Layout region records:
################

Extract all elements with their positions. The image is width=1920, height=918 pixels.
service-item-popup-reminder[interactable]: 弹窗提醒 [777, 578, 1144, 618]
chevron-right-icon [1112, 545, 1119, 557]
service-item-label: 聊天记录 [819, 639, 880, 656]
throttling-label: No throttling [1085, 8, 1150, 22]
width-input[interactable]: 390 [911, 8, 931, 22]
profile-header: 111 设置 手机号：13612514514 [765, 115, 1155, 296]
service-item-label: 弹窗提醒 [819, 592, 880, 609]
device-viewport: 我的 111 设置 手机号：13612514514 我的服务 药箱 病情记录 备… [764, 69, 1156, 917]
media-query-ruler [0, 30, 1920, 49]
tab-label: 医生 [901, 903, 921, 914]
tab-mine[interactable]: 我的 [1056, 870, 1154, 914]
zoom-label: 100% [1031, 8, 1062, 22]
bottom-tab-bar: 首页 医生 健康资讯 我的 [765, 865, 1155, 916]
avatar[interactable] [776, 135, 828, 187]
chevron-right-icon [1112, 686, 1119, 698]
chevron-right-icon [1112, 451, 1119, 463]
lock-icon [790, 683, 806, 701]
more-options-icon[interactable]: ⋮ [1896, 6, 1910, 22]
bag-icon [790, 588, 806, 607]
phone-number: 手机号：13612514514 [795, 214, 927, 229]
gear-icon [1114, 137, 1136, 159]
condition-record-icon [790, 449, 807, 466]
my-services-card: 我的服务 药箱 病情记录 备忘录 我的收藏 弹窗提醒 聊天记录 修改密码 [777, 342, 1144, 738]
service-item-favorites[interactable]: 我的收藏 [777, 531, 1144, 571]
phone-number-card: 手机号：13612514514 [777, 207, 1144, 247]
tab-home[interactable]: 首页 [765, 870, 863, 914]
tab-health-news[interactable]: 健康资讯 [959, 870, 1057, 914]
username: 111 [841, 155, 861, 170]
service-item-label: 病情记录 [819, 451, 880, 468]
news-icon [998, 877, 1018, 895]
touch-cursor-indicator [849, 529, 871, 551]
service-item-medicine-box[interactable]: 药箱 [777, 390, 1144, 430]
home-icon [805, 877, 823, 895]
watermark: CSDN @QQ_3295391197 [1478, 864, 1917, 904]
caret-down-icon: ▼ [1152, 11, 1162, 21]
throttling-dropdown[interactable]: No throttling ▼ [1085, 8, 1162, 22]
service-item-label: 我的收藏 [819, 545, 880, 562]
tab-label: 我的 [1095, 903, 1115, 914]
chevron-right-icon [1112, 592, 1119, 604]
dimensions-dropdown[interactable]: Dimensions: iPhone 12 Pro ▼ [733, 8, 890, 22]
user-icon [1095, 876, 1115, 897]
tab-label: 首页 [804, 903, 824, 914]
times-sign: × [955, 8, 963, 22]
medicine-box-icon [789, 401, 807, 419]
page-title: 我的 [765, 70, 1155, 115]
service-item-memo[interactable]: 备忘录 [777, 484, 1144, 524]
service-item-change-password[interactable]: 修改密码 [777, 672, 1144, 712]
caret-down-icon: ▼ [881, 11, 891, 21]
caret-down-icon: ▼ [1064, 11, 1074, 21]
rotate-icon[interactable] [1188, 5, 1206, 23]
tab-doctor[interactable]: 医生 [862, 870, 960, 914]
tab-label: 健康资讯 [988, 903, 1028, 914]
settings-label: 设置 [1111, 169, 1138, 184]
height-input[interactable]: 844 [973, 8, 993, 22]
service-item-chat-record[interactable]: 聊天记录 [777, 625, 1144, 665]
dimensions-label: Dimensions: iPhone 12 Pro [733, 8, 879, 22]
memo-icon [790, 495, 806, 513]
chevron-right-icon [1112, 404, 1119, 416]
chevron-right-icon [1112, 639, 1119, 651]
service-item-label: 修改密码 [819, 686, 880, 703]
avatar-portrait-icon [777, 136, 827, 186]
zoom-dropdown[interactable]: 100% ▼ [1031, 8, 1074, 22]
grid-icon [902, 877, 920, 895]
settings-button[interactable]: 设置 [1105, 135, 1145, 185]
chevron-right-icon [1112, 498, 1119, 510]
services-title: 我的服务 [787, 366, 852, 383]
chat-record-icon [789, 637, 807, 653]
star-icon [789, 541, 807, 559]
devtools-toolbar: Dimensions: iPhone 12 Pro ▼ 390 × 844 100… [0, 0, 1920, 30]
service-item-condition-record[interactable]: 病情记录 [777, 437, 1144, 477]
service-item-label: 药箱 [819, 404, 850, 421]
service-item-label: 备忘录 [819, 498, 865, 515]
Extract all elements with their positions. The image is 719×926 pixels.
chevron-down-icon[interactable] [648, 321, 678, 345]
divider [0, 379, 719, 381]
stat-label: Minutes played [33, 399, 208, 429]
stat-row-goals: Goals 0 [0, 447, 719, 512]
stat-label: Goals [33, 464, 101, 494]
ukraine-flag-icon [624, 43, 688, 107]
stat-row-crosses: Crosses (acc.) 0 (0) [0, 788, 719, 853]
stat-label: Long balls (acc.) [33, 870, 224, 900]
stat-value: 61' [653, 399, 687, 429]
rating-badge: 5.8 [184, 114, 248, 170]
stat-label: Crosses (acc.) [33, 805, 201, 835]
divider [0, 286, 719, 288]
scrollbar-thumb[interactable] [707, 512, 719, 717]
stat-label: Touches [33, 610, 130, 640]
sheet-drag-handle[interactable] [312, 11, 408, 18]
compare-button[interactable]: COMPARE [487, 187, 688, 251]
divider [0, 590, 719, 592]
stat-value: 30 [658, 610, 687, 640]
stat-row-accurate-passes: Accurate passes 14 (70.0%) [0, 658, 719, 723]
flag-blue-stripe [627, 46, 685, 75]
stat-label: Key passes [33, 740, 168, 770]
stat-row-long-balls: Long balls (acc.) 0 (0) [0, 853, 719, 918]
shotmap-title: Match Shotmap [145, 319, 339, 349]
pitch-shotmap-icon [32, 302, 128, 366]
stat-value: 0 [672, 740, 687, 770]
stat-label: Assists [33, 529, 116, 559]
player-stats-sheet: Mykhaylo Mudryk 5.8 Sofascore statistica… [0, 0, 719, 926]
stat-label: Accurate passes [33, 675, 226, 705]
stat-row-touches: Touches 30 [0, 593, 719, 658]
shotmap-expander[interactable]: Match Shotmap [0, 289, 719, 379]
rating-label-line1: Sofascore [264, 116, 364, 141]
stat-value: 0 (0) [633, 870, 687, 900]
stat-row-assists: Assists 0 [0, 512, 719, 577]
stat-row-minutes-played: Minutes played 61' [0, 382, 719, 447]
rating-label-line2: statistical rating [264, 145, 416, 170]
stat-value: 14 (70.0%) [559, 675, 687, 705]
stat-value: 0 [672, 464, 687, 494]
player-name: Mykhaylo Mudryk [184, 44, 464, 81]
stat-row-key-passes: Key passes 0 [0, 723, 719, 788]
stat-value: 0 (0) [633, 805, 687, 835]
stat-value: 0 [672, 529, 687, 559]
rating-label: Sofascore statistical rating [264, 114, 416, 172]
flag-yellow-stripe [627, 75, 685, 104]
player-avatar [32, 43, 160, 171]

################

--- WRITTEN INSTRUCTION ---
Please output the records from their start through the line containing "service-item-memo[interactable]: 备忘录 [777, 484, 1144, 524]" as a numbered list, including both ends and omitting blank lines.

--- OUTPUT FOR THIS TASK ---
1. Extract all elements with their positions. The image is width=1920, height=918 pixels.
2. service-item-popup-reminder[interactable]: 弹窗提醒 [777, 578, 1144, 618]
3. chevron-right-icon [1112, 545, 1119, 557]
4. service-item-label: 聊天记录 [819, 639, 880, 656]
5. throttling-label: No throttling [1085, 8, 1150, 22]
6. width-input[interactable]: 390 [911, 8, 931, 22]
7. profile-header: 111 设置 手机号：13612514514 [765, 115, 1155, 296]
8. service-item-label: 弹窗提醒 [819, 592, 880, 609]
9. device-viewport: 我的 111 设置 手机号：13612514514 我的服务 药箱 病情记录 备… [764, 69, 1156, 917]
10. media-query-ruler [0, 30, 1920, 49]
11. tab-label: 医生 [901, 903, 921, 914]
12. tab-mine[interactable]: 我的 [1056, 870, 1154, 914]
13. zoom-label: 100% [1031, 8, 1062, 22]
14. bottom-tab-bar: 首页 医生 健康资讯 我的 [765, 865, 1155, 916]
15. avatar[interactable] [776, 135, 828, 187]
16. chevron-right-icon [1112, 686, 1119, 698]
17. chevron-right-icon [1112, 451, 1119, 463]
18. lock-icon [790, 683, 806, 701]
19. more-options-icon[interactable]: ⋮ [1896, 6, 1910, 22]
20. bag-icon [790, 588, 806, 607]
21. phone-number: 手机号：13612514514 [795, 214, 927, 229]
22. gear-icon [1114, 137, 1136, 159]
23. condition-record-icon [790, 449, 807, 466]
24. my-services-card: 我的服务 药箱 病情记录 备忘录 我的收藏 弹窗提醒 聊天记录 修改密码 [777, 342, 1144, 738]
25. service-item-favorites[interactable]: 我的收藏 [777, 531, 1144, 571]
26. phone-number-card: 手机号：13612514514 [777, 207, 1144, 247]
27. tab-home[interactable]: 首页 [765, 870, 863, 914]
28. tab-health-news[interactable]: 健康资讯 [959, 870, 1057, 914]
29. username: 111 [841, 155, 861, 170]
30. service-item-label: 病情记录 [819, 451, 880, 468]
31. news-icon [998, 877, 1018, 895]
32. touch-cursor-indicator [849, 529, 871, 551]
33. service-item-medicine-box[interactable]: 药箱 [777, 390, 1144, 430]
34. home-icon [805, 877, 823, 895]
35. watermark: CSDN @QQ_3295391197 [1478, 864, 1917, 904]
36. caret-down-icon: ▼ [1152, 11, 1162, 21]
37. throttling-dropdown[interactable]: No throttling ▼ [1085, 8, 1162, 22]
38. service-item-label: 我的收藏 [819, 545, 880, 562]
39. tab-label: 我的 [1095, 903, 1115, 914]
40. chevron-right-icon [1112, 592, 1119, 604]
41. dimensions-dropdown[interactable]: Dimensions: iPhone 12 Pro ▼ [733, 8, 890, 22]
42. user-icon [1095, 876, 1115, 897]
43. tab-label: 首页 [804, 903, 824, 914]
44. times-sign: × [955, 8, 963, 22]
45. medicine-box-icon [789, 401, 807, 419]
46. page-title: 我的 [765, 70, 1155, 115]
47. service-item-memo[interactable]: 备忘录 [777, 484, 1144, 524]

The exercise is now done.